**How to complete this task**:
Every line below that contains the word "Saumlinie" must be copied.

**Extracted material**:
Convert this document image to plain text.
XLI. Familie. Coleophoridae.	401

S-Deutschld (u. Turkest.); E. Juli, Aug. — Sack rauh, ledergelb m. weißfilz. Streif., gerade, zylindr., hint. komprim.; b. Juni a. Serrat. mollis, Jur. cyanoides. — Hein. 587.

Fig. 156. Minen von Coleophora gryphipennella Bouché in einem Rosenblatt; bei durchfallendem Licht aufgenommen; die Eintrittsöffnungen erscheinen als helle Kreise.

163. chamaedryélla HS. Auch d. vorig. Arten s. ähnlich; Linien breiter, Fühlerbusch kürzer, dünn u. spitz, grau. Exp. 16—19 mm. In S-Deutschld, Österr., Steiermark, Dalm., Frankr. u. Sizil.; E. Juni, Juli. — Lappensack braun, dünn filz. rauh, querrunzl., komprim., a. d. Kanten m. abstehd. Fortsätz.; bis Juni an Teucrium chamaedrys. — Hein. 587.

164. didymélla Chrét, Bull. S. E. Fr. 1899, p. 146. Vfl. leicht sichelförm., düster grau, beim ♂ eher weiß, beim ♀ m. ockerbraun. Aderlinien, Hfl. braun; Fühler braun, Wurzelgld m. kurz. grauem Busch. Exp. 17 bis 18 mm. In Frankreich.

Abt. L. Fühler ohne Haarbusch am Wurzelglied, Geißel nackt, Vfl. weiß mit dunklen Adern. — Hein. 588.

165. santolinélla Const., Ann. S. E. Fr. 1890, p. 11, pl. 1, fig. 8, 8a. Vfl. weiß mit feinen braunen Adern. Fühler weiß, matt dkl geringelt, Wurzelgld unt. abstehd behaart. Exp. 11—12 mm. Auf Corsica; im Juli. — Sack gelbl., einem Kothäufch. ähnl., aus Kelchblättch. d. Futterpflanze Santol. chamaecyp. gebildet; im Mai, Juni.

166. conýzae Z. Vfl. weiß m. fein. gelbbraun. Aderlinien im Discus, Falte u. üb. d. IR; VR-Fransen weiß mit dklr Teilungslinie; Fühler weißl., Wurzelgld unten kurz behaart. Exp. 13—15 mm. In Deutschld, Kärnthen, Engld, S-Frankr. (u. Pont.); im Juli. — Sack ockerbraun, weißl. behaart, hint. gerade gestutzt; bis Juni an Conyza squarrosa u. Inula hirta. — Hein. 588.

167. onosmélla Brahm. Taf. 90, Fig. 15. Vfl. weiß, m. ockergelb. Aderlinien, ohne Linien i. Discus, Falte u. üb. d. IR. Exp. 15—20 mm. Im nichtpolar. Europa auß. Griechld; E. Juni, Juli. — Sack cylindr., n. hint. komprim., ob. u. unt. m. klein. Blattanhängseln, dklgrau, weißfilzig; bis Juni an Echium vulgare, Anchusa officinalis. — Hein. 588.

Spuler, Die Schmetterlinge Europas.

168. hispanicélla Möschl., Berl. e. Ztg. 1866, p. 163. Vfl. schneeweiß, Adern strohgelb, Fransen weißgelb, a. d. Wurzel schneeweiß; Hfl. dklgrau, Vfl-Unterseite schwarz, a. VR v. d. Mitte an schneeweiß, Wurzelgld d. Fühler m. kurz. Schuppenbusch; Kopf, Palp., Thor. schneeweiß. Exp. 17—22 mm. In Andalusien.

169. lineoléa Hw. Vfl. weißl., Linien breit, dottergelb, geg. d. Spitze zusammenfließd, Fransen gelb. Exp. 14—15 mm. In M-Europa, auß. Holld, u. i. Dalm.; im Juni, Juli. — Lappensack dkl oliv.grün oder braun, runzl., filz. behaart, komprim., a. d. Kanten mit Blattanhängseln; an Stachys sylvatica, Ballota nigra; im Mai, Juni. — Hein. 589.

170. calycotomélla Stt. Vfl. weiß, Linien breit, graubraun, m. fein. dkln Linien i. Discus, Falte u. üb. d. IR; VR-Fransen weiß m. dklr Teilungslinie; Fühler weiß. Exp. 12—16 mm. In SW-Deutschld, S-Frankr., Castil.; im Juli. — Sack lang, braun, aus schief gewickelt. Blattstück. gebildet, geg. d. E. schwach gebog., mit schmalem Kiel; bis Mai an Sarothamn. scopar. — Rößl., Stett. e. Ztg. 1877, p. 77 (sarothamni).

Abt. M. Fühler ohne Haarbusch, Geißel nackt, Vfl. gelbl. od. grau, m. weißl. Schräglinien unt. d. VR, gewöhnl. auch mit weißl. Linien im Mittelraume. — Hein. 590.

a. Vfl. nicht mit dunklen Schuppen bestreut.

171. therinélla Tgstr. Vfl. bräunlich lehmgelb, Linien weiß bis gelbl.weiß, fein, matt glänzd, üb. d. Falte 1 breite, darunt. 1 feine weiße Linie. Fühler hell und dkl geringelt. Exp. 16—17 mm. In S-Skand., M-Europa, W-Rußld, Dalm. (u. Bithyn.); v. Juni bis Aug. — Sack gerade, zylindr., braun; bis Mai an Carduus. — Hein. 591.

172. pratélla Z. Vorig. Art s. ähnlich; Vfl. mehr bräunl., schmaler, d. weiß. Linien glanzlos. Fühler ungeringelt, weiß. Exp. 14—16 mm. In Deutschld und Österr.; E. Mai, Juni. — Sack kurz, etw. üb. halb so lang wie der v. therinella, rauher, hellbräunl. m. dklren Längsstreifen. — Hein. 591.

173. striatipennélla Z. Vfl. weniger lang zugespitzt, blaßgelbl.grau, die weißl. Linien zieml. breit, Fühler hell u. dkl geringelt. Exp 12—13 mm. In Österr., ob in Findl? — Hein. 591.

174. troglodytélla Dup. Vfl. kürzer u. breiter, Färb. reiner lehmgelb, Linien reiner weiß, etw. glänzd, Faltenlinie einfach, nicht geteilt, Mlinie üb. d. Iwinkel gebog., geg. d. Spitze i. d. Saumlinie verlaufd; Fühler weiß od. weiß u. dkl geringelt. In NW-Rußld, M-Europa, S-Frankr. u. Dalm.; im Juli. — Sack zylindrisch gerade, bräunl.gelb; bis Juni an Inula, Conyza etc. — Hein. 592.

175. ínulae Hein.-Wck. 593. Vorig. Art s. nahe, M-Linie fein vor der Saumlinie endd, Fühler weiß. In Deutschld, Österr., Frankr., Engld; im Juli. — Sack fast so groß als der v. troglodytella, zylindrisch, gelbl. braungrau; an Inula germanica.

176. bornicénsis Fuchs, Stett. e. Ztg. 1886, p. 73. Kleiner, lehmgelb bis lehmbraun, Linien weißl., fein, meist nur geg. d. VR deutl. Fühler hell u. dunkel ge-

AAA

* * *

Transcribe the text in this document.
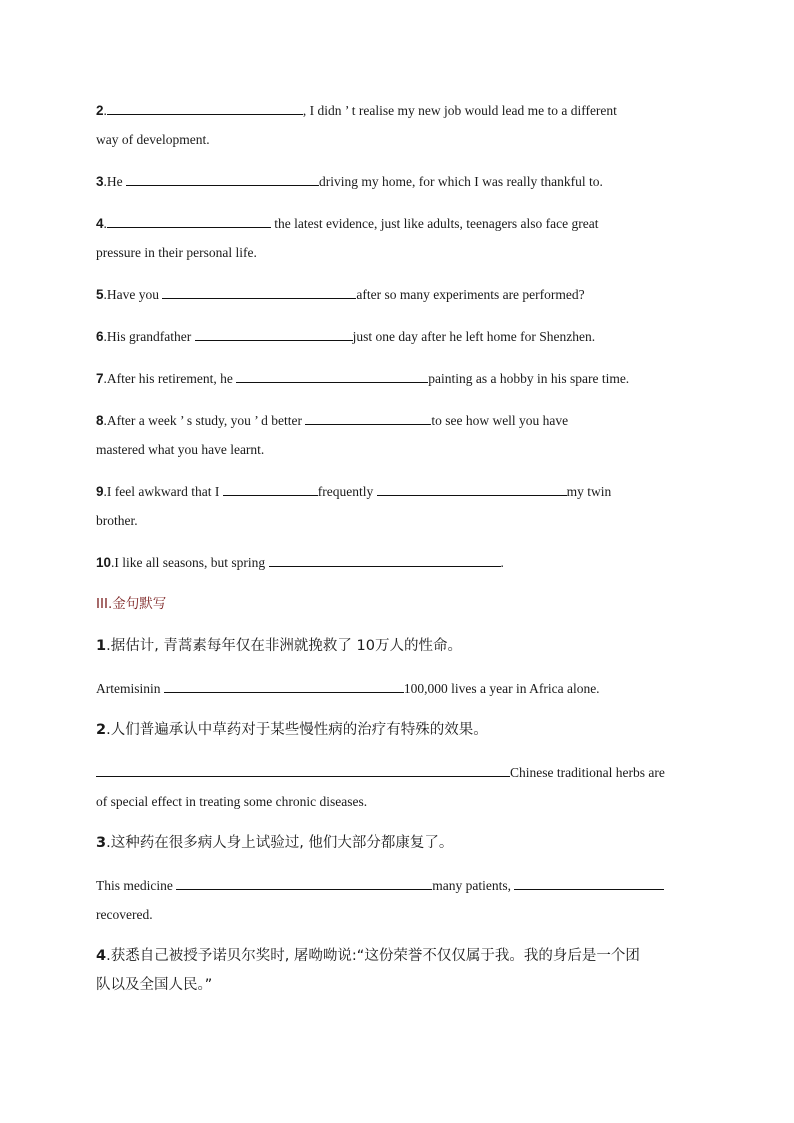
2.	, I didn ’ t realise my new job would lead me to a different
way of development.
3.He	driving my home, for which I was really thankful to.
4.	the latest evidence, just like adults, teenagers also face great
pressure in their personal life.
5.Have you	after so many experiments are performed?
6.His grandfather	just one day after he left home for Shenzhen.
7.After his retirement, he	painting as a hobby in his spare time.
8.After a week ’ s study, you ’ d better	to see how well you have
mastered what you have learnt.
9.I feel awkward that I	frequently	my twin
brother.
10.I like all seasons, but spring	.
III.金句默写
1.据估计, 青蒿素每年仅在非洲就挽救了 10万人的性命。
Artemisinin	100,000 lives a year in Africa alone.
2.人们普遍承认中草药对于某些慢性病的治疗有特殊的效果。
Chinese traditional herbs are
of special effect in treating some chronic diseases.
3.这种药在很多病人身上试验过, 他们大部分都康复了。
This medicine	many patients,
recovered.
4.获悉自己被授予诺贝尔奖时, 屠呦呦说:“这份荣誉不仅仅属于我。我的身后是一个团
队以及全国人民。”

---

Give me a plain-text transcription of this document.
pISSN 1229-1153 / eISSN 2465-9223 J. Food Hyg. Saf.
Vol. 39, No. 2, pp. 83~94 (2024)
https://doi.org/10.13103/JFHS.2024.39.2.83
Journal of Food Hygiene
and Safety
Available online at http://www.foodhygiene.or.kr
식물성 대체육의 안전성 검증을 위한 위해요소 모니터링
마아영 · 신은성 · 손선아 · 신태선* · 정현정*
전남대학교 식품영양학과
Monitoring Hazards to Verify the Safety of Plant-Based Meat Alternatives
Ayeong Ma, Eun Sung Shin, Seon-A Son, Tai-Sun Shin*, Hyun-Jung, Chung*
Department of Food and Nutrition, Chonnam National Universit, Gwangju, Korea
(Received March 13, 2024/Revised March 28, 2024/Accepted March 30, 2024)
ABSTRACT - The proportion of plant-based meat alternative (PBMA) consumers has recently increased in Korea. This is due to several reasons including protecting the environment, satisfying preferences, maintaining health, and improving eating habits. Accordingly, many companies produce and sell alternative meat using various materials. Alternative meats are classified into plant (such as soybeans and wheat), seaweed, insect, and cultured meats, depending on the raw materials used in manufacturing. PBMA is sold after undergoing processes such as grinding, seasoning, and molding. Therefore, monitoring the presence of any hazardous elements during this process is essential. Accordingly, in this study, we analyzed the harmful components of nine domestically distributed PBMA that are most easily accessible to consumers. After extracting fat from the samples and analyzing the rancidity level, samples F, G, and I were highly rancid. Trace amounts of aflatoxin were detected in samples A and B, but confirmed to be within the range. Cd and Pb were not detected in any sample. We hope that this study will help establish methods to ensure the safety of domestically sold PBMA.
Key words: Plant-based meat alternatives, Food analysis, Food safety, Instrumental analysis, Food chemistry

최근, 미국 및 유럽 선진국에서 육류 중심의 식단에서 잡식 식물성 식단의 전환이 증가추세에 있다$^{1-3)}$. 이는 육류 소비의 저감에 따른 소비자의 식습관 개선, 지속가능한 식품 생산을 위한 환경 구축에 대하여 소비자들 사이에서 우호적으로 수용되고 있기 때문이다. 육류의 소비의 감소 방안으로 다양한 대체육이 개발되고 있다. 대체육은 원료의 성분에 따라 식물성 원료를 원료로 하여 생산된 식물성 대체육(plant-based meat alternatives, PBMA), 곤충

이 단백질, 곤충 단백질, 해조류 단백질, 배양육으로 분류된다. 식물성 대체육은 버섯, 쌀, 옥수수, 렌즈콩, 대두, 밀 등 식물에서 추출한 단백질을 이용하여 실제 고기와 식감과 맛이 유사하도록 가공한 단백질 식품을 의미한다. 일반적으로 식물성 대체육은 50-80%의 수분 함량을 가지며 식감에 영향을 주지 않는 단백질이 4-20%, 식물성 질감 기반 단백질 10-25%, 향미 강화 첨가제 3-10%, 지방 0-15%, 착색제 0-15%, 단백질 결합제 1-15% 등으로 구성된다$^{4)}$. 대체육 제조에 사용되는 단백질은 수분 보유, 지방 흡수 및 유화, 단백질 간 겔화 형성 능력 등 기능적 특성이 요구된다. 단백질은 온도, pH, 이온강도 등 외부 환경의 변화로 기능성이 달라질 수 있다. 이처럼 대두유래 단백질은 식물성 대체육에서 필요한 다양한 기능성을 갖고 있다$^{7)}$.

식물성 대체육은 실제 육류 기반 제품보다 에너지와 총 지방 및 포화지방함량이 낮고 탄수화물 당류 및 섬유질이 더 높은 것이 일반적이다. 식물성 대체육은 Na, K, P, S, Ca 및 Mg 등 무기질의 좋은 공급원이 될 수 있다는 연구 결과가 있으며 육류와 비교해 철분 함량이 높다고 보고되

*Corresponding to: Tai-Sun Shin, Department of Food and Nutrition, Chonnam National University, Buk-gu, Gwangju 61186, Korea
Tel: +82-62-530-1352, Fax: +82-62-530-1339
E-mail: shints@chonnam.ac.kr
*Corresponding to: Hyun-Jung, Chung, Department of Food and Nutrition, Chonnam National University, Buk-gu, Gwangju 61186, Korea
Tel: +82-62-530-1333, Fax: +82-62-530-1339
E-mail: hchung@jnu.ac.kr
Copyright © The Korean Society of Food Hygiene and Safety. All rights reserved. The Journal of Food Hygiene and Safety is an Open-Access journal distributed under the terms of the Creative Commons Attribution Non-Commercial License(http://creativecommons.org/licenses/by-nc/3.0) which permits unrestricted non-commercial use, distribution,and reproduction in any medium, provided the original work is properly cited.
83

**Result for this task**:
174. troglodytélla Dup. Vfl. kürzer u. breiter, Färb. reiner lehmgelb, Linien reiner weiß, etw. glänzd, Faltenlinie einfach, nicht geteilt, Mlinie üb. d. Iwinkel gebog., geg. d. Spitze i. d. Saumlinie verlaufd; Fühler weiß od. weiß u. dkl geringelt. In NW-Rußld, M-Europa, S-Frankr. u. Dalm.; im Juli. — Sack zylindrisch gerade, bräunl.gelb; bis Juni an Inula, Conyza etc. — Hein. 592.
175. ínulae Hein.-Wck. 593. Vorig. Art s. nahe, M-Linie fein vor der Saumlinie endd, Fühler weiß. In Deutschld, Österr., Frankr., Engld; im Juli. — Sack fast so groß als der v. troglodytella, zylindrisch, gelbl. braungrau; an Inula germanica.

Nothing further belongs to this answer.